Tariflich abgesicherter Eigener Weg der IG BCE: Mehr Geld vom Arbeit“geber“ für Nichtstreiken

Von Dieter Wegner

Tariflich abgesicherter Eigener Weg der IG BCE: Mehr Geld vom Arbeit“geber“ für Nichtstreiken

Das ist der aparte Plan der IG BCE-Führung für die Tarifrunde in diesem Jahr.
Diese Forderung muß sie gegen den Kapitalistenverband BAVC nur noch durchsetzen. Sie droht ihrem Sozialpartner mit Streik. Dazu ist sie auf der Suche nach einem verlorenen Werkzeugkasten.
Eine absurde Situation. Oder nicht?
Bei tagesschau.de finden wir dazu diesen Artikel:
Der ganz eigene Weg der IG BCE
Die Chemiebranche startet in die Tarifverhandlungen. Zwar hält sich die Gewerkschaftsseite mit den Lohnforderungen vergleichsweise zurück. Dafür hat eine andere Frage besonderes Gewicht.
Von Alina Leimbach
https://www.tagesschau.de/wirtschaft/verhandlungsstart-tarifrunde-chemie-besserstellung-gewerkschafter-100.html
Der Verhandlungsführer der IG BCE, Oliver Heinrich, sagt: „Mitglieder verdienen einen Ausgleich“.
Deshalb verlange die Gewerkschaft in der Tarifrunde eine Besserstellung von Gewerkschaftsmitgliedern in dem Flächentarifvertrag. „Unsere Mitglieder verdienen einen Ausgleich dafür, dass sie jahrzehntelang Tariffrieden in der Chemie garantiert haben. Und zwar jetzt.“
Diese Argumentation muß man sich als gewerkschaftlich aktiver Beobachter erstmal reinziehen und sacken lassen! Weil die IGBCE seit 53 Jahren nicht mehr bundesweit hat streiken lassen, sollen die Kapitalisten eine Belohnung an die Mitglieder ausschütten! Was zur Folge haben soll, daß Nichtmitglieder in die IGBCE eintreten sollen und diese stärker machen! Auf diese Logik muß man erstmal kommen! Aber vom Sozialpartnerschaftsstandpunkt ist das in der Tat folgerichtig! Warum eigentlich soll der Sozialpartner Kapitalist kein Interesse daran haben, daß 100 Prozent der Beschäftigten in der Gewerkschaft sind? Wo diese doch seit Generationen nicht mehr haben sstreiken lassen.

---+---

__SCHRIFTLICHE AUFGABE 1__: Stimmen diese Aussagen mit dem Text zur Tarifrunde der IG BCE überein, jeweils mit Ja oder Nein und den entscheidenden Worten als wörtlichem Zitat? (a) Der Verhandlungsführer der IG BCE heißt Oliver Heinrich. (b) Der Artikel bei tagesschau.de stammt von Dieter Wegner. (c) Die Gewerkschaftsseite stellt besonders hohe Lohnforderungen.
__SCHRIFTLICHE AUFGABE 2__: Wie lautet der Satz „Deshalb verlange die Gewerkschaft in der Tarifrunde eine Besserstellung von Gewerkschaftsmitgliedern in dem Flächentarifvertrag.“ aus dem Text zur Tarifrunde der IG BCE auf Englisch?
__SCHRIFTLICHE AUFGABE 3__: Schreibe aus dem Text zur Tarifrunde der IG BCE den Abschnitt ab, der mit „Von Dieter Wegner“ beginnt und mit „einem verlorenen Werkzeugkasten.“ endet.

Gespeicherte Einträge
---+---

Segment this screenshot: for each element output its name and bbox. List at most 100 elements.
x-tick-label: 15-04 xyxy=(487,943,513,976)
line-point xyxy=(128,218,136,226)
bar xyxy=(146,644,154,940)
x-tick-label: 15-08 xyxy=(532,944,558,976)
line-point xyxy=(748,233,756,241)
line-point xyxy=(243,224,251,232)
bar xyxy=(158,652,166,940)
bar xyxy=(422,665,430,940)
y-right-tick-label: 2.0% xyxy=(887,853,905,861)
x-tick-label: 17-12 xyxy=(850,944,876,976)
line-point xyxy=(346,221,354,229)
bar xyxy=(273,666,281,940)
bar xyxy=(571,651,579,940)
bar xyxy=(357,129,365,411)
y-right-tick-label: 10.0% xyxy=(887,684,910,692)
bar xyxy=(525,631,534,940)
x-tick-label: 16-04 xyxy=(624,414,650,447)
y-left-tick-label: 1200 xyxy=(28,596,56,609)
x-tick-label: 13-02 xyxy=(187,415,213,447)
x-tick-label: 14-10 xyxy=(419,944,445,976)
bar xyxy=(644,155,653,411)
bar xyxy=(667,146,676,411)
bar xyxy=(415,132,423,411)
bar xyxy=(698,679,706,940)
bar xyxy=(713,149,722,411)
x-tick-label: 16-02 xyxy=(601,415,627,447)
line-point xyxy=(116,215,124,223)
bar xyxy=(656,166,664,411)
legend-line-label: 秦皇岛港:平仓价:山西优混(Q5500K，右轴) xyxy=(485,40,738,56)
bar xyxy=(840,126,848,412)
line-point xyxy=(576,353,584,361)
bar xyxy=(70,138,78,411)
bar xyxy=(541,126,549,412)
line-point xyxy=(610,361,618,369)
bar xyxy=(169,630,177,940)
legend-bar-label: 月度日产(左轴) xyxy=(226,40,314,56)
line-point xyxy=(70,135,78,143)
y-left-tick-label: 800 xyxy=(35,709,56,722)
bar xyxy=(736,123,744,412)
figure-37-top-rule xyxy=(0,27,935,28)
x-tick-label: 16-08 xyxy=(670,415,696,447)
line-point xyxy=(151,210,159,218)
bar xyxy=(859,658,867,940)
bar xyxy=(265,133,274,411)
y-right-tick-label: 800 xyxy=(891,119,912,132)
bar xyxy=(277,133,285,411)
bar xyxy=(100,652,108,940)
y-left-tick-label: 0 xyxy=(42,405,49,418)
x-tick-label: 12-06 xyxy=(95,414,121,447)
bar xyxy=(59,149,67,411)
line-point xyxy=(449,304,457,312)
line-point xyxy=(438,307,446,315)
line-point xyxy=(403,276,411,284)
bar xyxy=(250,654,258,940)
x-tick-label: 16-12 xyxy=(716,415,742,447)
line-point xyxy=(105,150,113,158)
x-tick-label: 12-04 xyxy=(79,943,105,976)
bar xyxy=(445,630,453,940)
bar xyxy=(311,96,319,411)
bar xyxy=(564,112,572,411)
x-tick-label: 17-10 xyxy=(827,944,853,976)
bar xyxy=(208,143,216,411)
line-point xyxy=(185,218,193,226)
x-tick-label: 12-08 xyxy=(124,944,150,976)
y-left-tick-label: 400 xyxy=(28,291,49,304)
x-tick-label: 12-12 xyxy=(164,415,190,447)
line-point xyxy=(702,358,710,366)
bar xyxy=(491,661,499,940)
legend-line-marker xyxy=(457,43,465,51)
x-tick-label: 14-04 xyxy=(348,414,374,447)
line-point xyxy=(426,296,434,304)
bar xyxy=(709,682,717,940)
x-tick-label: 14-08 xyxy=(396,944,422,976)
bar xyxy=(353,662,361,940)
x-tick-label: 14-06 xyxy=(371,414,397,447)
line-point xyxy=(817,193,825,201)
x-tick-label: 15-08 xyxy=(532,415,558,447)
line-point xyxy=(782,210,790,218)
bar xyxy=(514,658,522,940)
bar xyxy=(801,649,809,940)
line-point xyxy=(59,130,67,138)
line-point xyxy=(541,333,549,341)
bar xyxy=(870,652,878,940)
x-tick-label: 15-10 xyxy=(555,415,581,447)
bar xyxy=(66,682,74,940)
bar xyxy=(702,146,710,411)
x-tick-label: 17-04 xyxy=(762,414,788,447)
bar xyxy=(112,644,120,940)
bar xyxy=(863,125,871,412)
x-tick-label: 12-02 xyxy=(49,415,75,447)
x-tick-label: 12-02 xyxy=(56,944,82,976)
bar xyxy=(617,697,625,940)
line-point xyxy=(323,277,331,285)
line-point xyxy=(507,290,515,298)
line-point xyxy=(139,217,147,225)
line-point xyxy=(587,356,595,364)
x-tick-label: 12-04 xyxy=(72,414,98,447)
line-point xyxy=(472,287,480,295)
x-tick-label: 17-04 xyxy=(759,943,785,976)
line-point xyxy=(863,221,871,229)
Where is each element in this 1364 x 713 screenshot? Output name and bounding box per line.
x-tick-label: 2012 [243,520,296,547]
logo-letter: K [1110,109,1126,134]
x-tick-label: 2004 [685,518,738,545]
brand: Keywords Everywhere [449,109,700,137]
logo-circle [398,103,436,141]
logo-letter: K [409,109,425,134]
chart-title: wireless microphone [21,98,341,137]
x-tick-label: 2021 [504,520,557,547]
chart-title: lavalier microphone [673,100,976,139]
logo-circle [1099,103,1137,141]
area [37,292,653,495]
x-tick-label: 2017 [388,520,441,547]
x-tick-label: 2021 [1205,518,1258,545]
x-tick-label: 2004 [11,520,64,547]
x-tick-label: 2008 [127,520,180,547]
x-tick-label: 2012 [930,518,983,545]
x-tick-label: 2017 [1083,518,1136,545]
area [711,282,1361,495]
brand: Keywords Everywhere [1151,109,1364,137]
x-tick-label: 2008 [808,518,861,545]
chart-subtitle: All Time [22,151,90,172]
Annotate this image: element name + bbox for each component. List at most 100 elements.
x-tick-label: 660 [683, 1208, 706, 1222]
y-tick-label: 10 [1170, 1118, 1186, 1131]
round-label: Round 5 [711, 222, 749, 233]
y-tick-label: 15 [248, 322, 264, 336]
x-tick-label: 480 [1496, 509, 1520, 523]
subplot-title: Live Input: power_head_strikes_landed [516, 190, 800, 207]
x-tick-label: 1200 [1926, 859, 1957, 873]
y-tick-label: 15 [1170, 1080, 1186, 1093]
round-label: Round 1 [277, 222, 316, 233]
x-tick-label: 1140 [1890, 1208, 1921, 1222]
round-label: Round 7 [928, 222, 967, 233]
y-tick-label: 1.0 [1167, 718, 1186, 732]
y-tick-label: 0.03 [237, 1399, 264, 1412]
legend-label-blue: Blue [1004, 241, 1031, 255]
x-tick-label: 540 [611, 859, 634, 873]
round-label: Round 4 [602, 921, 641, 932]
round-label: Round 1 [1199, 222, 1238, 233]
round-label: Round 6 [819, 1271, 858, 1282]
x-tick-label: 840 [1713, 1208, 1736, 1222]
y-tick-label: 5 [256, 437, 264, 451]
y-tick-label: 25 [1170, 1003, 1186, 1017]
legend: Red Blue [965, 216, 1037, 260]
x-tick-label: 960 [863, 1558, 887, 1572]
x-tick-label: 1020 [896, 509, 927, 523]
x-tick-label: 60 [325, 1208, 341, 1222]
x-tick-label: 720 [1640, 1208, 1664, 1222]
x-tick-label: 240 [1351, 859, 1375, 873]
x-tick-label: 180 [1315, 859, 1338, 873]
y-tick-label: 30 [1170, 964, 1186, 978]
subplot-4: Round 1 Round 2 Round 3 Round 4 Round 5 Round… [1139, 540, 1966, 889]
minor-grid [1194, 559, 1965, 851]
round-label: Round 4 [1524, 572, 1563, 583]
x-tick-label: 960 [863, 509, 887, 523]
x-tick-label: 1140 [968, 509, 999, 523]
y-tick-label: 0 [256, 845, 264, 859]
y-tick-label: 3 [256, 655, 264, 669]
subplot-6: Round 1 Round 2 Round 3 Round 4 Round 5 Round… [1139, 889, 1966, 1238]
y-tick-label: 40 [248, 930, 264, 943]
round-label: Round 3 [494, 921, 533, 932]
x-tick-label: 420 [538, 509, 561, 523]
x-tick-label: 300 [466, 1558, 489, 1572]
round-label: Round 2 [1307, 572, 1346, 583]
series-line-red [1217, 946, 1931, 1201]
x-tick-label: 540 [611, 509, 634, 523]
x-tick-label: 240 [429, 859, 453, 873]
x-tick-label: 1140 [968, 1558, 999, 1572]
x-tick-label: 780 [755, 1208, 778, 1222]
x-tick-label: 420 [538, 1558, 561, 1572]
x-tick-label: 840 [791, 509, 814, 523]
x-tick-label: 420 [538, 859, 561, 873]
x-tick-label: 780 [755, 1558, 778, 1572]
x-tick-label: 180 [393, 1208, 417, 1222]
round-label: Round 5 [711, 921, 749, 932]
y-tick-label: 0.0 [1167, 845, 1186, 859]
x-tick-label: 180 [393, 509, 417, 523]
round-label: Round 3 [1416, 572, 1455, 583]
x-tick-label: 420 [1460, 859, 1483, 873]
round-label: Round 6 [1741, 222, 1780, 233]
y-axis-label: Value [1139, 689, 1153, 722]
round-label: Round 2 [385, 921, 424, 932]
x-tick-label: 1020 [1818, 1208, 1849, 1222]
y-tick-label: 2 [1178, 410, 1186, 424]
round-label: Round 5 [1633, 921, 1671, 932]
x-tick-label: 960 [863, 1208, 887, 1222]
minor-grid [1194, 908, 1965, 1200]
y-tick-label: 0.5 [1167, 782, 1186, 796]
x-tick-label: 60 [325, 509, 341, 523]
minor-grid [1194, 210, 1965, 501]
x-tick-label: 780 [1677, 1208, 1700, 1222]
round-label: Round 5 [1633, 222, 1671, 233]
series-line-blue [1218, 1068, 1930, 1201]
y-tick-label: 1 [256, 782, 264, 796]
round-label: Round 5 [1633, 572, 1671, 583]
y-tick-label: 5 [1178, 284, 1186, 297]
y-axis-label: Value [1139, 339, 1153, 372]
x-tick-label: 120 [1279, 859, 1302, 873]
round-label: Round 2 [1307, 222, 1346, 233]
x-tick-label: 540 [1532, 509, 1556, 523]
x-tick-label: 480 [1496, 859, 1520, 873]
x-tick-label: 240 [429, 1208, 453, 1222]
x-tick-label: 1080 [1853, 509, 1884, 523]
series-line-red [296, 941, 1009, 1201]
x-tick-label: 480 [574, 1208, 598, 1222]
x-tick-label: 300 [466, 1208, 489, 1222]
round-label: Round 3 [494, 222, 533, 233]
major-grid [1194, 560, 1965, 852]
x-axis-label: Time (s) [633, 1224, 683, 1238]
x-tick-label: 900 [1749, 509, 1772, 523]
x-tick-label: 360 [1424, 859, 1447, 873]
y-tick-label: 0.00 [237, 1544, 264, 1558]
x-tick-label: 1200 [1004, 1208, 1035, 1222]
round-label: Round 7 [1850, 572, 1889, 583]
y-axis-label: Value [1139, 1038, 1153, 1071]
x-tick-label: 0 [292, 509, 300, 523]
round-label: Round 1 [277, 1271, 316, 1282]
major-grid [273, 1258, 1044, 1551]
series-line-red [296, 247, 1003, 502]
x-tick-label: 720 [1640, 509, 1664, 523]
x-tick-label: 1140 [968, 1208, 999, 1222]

---+---

__SCHRIFTLICHE LÖSUNG 1__:
(a) Ja: „Der Verhandlungsführer der IG BCE, Oliver Heinrich“
(b) Nein: „Von Alina Leimbach“
(c) Nein: „hält sich die Gewerkschaftsseite mit den Lohnforderungen vergleichsweise zurück“

__SCHRIFTLICHE LÖSUNG 2__: That is why, in the bargaining round, the union is demanding preferential treatment for union members in the industry-wide collective agreement.

__SCHRIFTLICHE LÖSUNG 3__:
Von Dieter Wegner

Tariflich abgesicherter Eigener Weg der IG BCE: Mehr Geld vom Arbeit“geber“ für Nichtstreiken

Das ist der aparte Plan der IG BCE-Führung für die Tarifrunde in diesem Jahr.
Diese Forderung muß sie gegen den Kapitalistenverband BAVC nur noch durchsetzen. Sie droht ihrem Sozialpartner mit Streik. Dazu ist sie auf der Suche nach einem verlorenen Werkzeugkasten.